**Data entries:**
+ + + + +
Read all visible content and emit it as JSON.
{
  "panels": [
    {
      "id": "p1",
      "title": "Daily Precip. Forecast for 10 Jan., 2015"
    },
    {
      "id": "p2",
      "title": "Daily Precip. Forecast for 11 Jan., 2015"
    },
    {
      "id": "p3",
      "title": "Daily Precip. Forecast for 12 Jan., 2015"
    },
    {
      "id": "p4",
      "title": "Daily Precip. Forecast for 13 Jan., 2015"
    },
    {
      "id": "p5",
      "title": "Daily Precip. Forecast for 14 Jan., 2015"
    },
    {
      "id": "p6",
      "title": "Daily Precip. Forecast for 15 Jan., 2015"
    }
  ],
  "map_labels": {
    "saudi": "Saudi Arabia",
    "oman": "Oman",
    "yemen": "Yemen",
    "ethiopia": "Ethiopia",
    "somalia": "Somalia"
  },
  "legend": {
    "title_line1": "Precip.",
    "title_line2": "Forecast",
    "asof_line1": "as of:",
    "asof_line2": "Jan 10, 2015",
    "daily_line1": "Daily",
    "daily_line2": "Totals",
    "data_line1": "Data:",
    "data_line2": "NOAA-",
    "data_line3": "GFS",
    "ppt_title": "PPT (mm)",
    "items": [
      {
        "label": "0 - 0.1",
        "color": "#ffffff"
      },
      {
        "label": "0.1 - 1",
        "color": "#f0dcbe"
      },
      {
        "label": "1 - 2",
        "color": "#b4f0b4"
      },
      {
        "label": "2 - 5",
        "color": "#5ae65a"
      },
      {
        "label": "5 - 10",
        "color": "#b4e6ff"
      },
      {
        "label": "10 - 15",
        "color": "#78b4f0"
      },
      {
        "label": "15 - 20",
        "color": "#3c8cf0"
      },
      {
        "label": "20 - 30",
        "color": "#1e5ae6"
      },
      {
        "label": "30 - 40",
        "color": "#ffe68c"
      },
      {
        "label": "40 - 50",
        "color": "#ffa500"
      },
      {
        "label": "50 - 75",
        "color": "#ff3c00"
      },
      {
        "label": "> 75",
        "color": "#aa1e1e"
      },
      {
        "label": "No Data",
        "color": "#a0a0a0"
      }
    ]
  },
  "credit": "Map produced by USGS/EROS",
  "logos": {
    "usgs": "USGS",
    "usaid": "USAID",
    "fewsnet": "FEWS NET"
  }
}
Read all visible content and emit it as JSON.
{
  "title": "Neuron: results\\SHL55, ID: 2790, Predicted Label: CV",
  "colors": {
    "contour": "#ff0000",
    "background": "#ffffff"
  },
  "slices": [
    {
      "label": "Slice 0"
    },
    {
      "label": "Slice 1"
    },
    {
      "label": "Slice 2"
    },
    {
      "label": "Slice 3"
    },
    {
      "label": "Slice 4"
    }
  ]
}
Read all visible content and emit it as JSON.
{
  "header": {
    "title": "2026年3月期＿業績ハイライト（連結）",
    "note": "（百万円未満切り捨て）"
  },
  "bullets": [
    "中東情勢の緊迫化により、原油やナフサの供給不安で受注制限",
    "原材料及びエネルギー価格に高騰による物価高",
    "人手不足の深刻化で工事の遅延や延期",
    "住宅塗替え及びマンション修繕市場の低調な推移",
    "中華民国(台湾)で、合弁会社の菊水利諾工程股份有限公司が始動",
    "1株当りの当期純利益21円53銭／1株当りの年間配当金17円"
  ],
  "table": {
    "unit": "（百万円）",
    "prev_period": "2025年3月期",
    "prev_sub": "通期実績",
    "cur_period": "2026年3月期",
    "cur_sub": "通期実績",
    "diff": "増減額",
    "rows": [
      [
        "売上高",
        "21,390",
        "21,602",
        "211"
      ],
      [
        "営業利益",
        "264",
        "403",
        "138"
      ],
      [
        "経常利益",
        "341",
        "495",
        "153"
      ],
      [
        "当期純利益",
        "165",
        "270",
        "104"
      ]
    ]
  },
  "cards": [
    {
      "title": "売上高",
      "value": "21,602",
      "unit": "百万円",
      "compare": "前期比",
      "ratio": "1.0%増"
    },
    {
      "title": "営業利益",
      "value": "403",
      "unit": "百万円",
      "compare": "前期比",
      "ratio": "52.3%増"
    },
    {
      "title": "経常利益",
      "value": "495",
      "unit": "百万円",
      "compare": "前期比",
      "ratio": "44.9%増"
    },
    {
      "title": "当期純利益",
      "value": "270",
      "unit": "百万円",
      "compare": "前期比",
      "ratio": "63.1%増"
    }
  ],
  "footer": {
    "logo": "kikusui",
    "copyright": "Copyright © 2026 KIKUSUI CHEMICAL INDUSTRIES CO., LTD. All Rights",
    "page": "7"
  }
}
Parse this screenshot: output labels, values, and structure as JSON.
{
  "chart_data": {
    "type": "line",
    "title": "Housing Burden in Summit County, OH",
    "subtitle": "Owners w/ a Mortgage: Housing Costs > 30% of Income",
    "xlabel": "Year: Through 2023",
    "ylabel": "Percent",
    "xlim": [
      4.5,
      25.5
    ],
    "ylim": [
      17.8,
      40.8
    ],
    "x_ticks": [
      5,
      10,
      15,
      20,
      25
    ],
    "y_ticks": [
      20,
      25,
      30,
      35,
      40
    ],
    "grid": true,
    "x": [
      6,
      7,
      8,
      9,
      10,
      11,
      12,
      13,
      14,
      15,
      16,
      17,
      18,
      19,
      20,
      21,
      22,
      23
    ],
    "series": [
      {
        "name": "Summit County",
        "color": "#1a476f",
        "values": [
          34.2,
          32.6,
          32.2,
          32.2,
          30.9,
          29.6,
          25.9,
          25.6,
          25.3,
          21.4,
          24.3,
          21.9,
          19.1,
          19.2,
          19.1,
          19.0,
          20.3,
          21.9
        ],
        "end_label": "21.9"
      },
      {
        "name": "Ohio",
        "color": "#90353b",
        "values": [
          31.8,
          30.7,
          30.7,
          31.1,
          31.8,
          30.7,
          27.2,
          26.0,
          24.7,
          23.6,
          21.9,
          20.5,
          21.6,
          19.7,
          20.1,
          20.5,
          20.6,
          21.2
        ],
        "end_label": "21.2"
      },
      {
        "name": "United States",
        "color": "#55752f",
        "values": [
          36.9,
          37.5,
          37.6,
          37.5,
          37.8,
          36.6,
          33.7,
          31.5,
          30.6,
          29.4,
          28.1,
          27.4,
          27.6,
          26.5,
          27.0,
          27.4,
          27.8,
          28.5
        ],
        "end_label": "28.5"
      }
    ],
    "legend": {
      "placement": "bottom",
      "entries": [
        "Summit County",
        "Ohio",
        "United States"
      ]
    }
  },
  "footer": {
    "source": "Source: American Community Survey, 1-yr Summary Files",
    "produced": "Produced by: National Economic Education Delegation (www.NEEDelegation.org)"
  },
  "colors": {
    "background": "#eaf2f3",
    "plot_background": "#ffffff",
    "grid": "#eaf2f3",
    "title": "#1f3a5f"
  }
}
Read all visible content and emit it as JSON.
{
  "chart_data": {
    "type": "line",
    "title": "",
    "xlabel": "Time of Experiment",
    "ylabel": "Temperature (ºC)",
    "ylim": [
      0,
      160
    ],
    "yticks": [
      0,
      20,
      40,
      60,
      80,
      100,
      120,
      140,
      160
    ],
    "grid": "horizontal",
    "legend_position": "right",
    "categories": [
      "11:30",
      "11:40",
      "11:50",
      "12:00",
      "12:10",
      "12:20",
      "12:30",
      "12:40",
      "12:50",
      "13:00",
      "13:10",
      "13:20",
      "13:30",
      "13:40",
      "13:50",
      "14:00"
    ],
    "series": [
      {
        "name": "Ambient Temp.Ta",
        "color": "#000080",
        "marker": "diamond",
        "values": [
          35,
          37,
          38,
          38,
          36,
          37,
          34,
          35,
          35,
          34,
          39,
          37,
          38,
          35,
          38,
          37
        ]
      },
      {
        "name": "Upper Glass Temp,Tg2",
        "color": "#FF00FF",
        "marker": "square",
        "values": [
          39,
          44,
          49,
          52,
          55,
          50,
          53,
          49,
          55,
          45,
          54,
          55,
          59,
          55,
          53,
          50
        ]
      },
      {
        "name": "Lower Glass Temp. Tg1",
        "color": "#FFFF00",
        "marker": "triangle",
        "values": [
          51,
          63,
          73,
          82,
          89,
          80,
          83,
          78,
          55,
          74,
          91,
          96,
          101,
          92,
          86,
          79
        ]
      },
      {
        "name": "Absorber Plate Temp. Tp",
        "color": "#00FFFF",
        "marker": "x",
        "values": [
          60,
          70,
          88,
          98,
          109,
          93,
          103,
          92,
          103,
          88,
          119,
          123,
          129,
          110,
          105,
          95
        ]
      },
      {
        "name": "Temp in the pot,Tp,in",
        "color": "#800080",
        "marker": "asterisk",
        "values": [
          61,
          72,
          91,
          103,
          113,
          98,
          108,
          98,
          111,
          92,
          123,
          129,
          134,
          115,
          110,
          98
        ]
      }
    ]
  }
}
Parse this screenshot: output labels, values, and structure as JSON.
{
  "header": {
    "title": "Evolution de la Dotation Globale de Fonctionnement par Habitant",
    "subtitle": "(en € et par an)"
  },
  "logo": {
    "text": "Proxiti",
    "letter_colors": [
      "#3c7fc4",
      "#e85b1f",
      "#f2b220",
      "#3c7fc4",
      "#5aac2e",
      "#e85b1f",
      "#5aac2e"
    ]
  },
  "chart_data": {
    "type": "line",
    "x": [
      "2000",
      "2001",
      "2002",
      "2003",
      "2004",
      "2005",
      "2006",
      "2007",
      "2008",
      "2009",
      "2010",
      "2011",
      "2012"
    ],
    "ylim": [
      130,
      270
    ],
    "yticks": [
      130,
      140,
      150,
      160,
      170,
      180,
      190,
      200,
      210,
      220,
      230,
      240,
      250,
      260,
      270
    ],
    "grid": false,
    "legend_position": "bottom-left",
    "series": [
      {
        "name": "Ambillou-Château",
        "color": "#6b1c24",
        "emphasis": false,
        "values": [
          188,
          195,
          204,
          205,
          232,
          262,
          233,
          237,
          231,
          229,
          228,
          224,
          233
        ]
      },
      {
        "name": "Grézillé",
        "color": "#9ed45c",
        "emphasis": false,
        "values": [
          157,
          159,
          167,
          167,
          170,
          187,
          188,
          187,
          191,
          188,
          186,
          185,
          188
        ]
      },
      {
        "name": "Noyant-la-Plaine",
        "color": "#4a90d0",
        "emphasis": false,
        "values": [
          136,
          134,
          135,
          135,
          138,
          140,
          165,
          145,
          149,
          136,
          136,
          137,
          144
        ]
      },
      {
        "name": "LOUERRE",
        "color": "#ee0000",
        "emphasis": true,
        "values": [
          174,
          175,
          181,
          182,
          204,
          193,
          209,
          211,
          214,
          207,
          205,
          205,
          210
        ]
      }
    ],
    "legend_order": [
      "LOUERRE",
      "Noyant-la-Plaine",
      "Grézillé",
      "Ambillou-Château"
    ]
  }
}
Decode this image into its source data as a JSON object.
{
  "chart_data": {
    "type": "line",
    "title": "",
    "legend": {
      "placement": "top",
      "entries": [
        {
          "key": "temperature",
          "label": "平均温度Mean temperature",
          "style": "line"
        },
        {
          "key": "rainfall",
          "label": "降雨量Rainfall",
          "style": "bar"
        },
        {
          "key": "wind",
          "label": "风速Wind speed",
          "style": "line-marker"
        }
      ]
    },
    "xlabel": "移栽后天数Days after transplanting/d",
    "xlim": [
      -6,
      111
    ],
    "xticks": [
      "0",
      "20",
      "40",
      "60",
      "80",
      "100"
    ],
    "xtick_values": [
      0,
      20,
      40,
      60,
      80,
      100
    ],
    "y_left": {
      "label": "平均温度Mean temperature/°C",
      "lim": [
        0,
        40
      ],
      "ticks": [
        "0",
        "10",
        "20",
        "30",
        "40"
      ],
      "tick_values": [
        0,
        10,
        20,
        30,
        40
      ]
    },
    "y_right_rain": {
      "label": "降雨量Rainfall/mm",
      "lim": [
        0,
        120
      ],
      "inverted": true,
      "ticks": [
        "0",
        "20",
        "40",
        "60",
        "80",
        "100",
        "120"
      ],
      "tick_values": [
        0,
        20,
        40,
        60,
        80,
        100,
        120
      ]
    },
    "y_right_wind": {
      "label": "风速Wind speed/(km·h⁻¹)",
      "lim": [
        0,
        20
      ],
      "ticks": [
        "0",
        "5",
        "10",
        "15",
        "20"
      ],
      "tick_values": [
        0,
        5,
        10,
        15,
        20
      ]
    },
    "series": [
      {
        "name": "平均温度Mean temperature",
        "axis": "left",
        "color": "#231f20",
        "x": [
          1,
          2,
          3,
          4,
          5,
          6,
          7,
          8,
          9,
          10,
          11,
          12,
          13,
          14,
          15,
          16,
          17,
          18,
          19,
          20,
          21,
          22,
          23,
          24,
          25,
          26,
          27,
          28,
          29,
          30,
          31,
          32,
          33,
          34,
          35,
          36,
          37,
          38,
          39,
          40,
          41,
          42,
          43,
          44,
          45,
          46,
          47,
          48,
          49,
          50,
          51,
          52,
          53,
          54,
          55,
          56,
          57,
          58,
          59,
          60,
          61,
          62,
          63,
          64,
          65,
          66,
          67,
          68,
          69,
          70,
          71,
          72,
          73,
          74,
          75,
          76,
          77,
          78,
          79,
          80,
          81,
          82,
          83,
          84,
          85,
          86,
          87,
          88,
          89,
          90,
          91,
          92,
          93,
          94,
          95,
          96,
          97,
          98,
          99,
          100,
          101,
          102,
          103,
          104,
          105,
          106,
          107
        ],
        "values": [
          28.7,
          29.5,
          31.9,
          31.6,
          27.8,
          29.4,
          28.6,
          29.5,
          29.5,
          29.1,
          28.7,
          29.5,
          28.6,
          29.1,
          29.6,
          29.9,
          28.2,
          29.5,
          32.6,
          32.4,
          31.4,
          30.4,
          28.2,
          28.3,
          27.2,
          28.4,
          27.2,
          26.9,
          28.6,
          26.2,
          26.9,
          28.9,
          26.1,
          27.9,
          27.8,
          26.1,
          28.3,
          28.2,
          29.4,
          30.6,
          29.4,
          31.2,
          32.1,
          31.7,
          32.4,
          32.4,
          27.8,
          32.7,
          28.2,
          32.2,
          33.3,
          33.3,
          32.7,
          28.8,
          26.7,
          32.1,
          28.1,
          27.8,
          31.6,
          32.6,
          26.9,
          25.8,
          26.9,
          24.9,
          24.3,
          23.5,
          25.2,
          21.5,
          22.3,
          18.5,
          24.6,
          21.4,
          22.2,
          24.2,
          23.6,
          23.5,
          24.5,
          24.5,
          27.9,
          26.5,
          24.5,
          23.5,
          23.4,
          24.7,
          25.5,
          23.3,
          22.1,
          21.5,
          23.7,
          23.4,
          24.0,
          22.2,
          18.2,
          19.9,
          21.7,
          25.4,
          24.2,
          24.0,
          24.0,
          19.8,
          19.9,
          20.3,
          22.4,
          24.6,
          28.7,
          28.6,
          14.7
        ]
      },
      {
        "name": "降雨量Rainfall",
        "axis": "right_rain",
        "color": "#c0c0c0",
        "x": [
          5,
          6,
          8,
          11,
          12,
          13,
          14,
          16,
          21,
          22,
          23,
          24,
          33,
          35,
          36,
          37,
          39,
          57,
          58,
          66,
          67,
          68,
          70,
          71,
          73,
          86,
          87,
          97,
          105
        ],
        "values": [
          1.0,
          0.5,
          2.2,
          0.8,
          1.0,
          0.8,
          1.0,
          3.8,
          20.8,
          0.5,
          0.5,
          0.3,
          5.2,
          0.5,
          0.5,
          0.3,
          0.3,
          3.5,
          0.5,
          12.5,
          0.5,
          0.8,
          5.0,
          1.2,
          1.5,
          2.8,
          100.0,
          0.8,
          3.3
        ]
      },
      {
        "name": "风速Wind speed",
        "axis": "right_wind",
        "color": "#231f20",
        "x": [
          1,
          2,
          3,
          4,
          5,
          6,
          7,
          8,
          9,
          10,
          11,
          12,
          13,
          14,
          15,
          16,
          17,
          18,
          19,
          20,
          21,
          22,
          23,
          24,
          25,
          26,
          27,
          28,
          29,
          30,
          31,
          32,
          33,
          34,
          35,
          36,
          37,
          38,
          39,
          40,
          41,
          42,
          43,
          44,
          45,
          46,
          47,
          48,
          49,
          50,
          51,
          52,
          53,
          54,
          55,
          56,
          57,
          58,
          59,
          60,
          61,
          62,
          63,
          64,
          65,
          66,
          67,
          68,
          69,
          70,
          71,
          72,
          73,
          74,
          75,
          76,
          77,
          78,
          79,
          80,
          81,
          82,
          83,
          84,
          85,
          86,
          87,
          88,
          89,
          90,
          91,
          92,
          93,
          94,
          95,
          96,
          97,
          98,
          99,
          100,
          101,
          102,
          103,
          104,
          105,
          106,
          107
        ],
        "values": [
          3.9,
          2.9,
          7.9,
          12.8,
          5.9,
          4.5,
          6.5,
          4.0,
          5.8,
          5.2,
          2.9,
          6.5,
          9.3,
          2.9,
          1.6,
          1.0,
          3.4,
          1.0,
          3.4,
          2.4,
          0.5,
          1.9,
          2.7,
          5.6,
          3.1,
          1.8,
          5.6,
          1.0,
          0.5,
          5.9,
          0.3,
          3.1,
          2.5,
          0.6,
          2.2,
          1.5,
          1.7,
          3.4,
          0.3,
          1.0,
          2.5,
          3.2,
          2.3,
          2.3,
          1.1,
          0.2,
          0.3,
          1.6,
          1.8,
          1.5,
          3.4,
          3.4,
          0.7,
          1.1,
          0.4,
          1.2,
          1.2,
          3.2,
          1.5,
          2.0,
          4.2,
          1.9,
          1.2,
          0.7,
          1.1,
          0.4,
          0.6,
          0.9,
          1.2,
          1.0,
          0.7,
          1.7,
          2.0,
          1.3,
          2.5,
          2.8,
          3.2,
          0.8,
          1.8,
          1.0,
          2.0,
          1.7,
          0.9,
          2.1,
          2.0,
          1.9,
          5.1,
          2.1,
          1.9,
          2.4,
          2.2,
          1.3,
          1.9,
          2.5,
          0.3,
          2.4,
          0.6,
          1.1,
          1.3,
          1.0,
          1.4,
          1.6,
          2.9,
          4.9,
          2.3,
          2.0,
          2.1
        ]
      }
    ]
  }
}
+ + + + +
**Aim:** Show all lines in the entries above where the string "Ambillou" appears.

**Correct result:**
        "name": "Ambillou-Château",
      "Ambillou-Château"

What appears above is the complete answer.